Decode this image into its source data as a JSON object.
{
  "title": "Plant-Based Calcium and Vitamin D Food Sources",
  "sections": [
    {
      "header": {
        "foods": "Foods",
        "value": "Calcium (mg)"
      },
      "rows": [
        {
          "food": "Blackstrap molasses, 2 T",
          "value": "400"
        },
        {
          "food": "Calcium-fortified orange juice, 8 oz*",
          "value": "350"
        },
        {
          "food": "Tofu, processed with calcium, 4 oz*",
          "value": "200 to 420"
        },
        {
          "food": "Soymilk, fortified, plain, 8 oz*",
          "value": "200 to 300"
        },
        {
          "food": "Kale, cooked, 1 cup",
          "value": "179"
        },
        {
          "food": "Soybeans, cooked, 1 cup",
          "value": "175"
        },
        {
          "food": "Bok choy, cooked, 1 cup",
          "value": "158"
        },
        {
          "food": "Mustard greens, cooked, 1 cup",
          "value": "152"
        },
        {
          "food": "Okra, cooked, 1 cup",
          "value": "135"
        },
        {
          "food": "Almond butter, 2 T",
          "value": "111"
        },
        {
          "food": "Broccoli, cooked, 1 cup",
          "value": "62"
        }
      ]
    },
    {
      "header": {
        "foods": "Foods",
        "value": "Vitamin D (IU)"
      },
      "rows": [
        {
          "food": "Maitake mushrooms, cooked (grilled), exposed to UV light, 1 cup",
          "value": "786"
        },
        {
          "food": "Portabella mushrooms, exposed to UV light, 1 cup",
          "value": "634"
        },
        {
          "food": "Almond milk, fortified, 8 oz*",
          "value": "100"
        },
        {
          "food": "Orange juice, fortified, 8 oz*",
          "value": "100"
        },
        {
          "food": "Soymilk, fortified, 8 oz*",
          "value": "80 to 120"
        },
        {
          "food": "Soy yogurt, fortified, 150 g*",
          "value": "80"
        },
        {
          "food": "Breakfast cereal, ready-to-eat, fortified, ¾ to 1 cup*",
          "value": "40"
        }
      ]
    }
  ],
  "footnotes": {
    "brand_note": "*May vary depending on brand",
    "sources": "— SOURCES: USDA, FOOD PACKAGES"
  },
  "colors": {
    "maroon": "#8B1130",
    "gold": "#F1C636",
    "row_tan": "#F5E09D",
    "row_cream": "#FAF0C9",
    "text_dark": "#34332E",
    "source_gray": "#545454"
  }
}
┄┄┄┄┄┄
• [Written request]: Look through the lines above and collect those with the word "Vitamin".

• [Worked answer]:
  "title": "Plant-Based Calcium and Vitamin D Food Sources",
        "value": "Vitamin D (IU)"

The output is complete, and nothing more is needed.